** START OF MATERIAL FOR THIS EXERCISE **
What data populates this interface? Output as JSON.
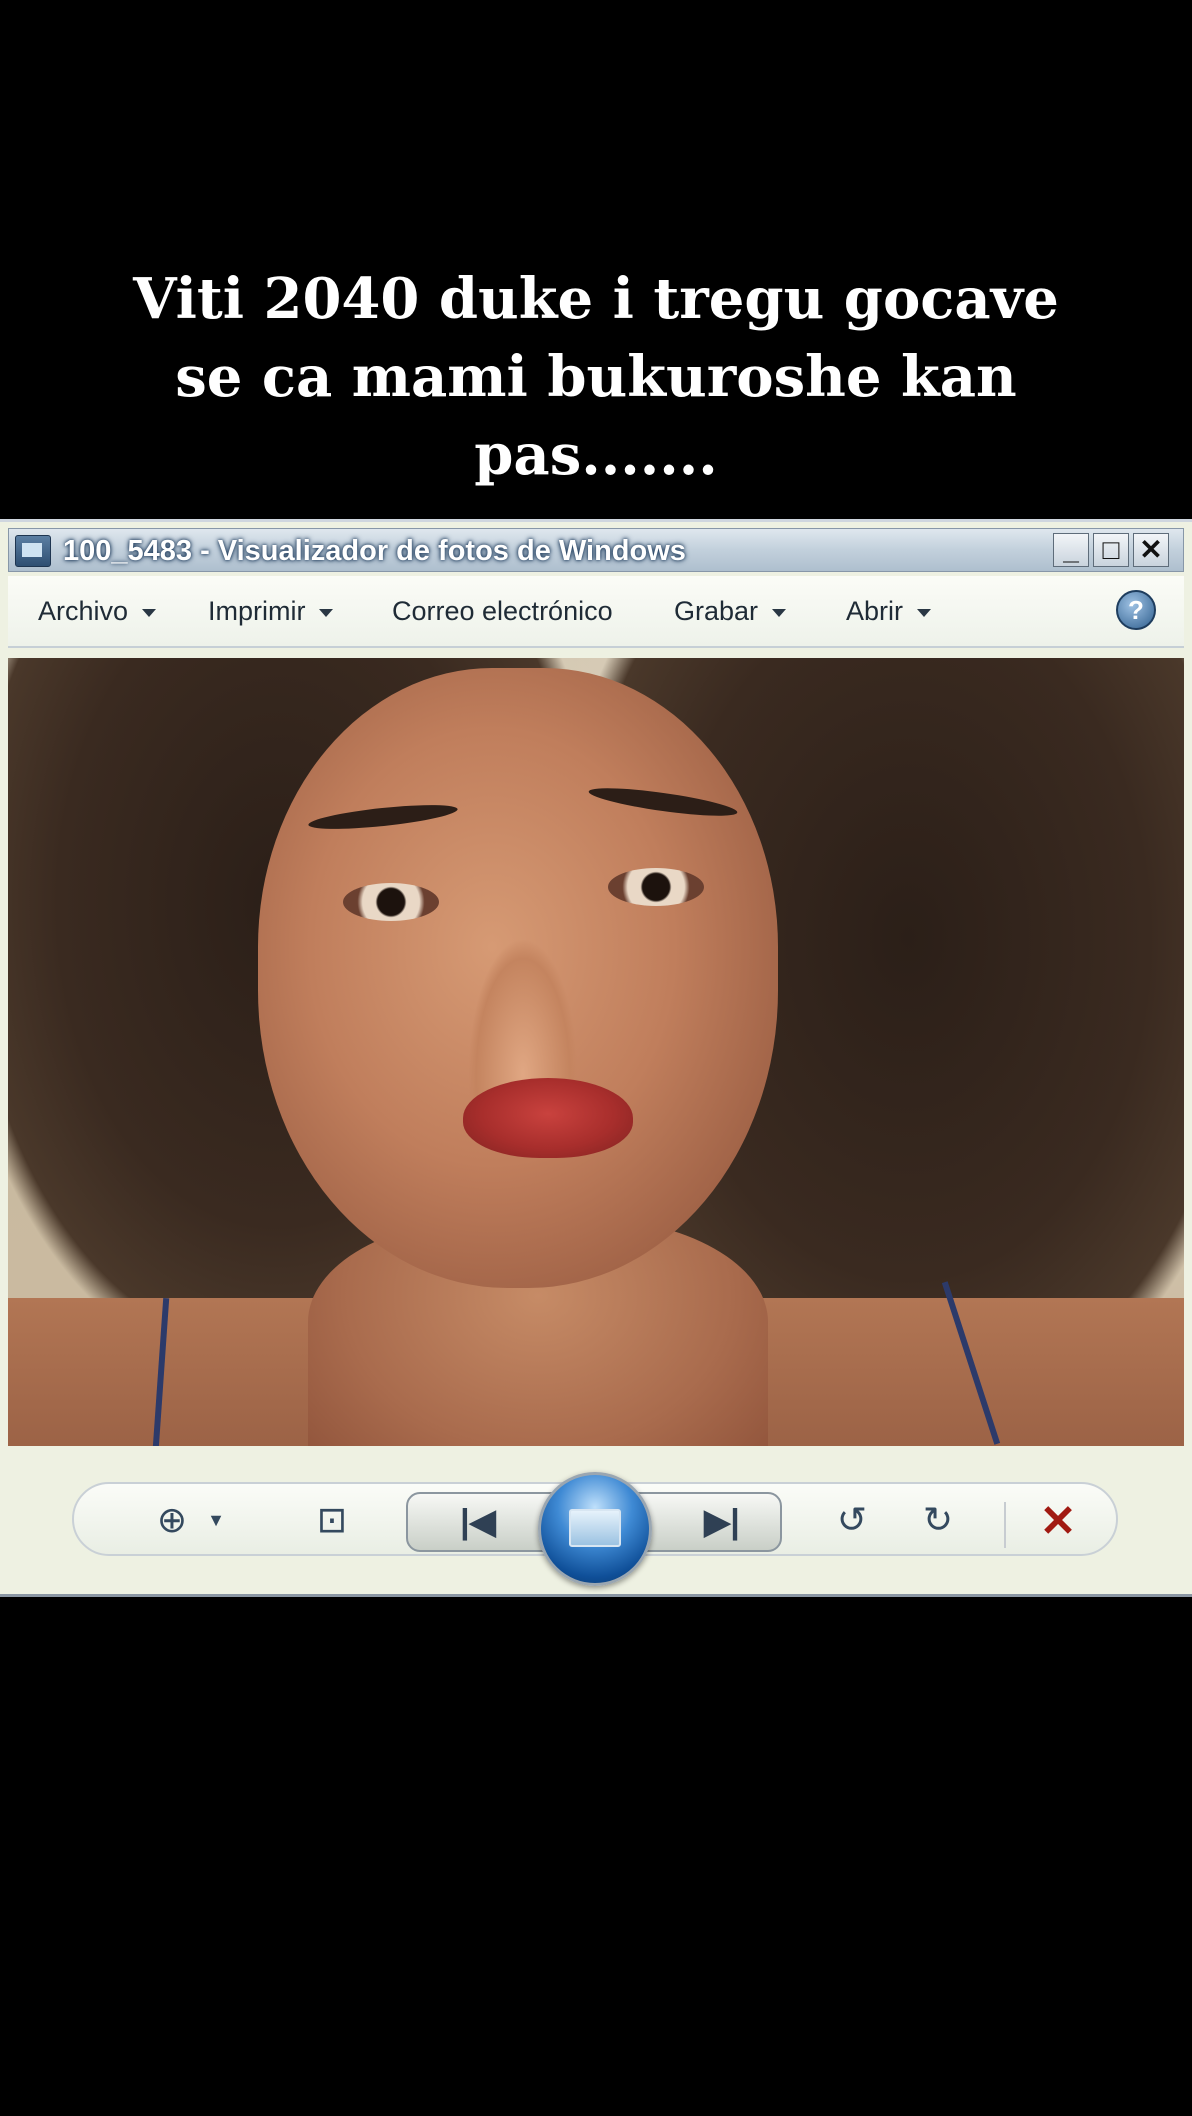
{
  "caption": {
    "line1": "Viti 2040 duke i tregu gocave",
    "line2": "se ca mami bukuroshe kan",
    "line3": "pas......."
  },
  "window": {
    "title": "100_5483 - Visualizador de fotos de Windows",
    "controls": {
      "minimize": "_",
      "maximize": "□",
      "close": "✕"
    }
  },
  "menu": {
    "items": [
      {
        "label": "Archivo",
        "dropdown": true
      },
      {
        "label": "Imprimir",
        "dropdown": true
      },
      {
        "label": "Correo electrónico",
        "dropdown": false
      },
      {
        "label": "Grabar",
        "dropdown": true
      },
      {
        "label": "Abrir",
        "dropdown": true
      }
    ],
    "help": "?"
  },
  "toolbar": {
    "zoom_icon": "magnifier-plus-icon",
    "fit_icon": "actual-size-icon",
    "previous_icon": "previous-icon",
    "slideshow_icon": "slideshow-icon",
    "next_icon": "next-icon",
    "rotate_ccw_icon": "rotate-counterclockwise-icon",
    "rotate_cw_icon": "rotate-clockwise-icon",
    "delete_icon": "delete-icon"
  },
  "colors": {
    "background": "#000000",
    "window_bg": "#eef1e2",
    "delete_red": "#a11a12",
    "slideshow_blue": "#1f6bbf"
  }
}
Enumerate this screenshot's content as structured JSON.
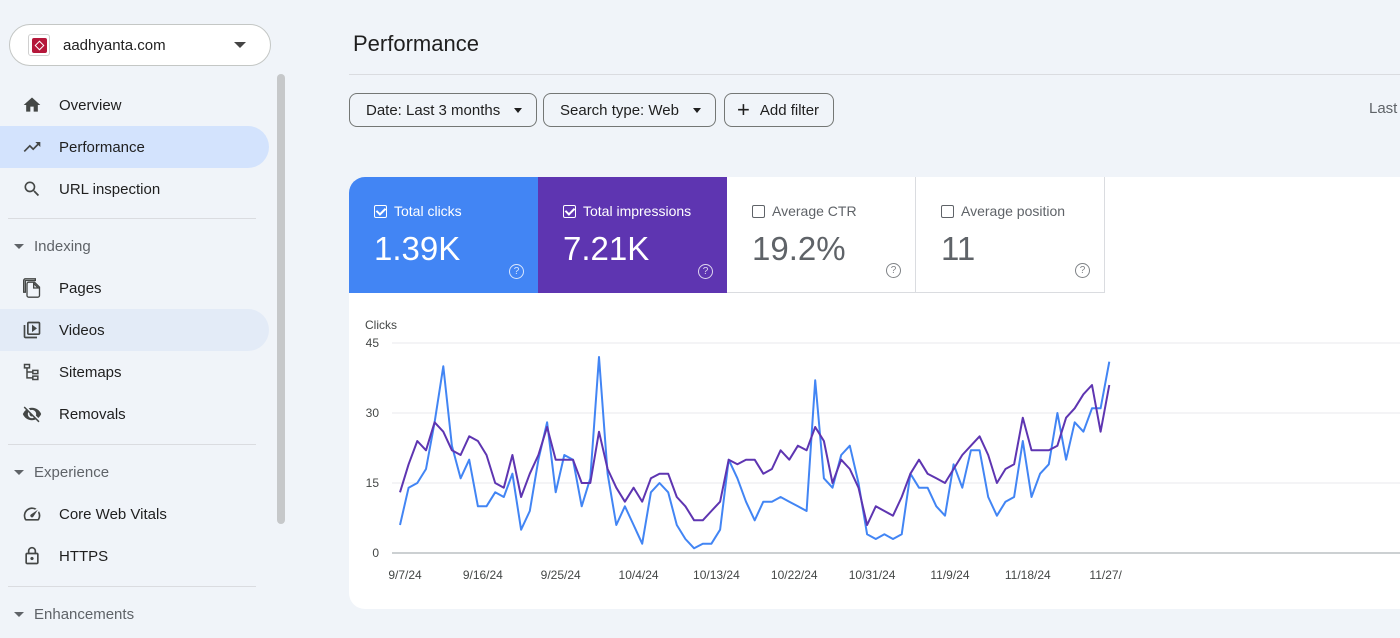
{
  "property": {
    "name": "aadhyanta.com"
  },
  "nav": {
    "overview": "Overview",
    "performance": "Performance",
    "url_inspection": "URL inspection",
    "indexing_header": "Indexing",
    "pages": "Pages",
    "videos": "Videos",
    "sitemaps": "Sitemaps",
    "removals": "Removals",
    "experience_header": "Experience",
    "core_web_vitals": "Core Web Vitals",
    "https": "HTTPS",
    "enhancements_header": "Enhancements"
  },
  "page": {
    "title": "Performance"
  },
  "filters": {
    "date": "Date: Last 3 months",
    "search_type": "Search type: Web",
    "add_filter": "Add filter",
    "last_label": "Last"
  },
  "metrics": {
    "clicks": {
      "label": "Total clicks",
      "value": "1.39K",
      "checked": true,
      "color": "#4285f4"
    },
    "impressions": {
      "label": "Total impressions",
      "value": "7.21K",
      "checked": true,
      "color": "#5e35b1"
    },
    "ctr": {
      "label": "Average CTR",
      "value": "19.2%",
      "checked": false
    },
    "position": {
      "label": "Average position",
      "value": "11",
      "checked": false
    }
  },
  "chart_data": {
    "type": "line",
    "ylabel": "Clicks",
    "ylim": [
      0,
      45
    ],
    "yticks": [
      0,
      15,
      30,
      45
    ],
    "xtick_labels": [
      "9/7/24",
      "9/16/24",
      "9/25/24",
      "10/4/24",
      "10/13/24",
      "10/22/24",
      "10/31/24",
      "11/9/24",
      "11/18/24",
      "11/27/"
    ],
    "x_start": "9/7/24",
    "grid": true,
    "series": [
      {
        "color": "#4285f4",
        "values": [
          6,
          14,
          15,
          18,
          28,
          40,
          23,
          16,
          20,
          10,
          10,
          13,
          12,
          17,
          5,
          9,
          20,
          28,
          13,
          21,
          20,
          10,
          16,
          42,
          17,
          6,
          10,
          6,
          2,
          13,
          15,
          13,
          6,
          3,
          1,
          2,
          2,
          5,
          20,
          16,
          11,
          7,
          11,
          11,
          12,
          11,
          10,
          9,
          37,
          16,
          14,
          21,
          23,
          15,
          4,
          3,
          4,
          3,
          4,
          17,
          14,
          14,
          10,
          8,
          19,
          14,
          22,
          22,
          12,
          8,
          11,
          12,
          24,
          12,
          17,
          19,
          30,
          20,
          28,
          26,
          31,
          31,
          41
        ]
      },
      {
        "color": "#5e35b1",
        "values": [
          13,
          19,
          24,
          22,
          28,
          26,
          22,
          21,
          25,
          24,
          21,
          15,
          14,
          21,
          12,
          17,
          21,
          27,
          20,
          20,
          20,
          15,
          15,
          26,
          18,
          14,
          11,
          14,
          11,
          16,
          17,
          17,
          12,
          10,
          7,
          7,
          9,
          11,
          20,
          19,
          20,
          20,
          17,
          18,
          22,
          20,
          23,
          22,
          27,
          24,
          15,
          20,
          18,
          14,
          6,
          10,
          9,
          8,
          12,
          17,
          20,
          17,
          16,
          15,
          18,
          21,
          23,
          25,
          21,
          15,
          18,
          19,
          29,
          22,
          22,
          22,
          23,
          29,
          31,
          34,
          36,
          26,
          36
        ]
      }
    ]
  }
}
** END OF MATERIAL FOR THIS EXERCISE **
** START OF MATERIAL FOR THIS EXERCISE **
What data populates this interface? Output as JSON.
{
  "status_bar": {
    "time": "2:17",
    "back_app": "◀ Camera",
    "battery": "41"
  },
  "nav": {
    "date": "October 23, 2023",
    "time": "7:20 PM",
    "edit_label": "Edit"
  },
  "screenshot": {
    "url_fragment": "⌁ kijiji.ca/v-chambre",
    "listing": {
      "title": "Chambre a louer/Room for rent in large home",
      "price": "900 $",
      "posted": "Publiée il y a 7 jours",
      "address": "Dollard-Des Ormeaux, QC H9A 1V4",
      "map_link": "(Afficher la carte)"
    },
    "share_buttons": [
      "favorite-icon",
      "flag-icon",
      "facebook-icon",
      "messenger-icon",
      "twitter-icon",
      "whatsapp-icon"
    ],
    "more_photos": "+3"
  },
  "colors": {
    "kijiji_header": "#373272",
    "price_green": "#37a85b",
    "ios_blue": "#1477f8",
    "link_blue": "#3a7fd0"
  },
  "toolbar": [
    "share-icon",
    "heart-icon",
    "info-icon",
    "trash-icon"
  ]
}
** END OF MATERIAL FOR THIS EXERCISE **
▶ **WHAT THE EXERCISE ASKS**: Within the listing above, copy each line that has the string "Last".

▶ **EXPECTED OUTPUT**:
    "date": "Date: Last 3 months",
    "last_label": "Last"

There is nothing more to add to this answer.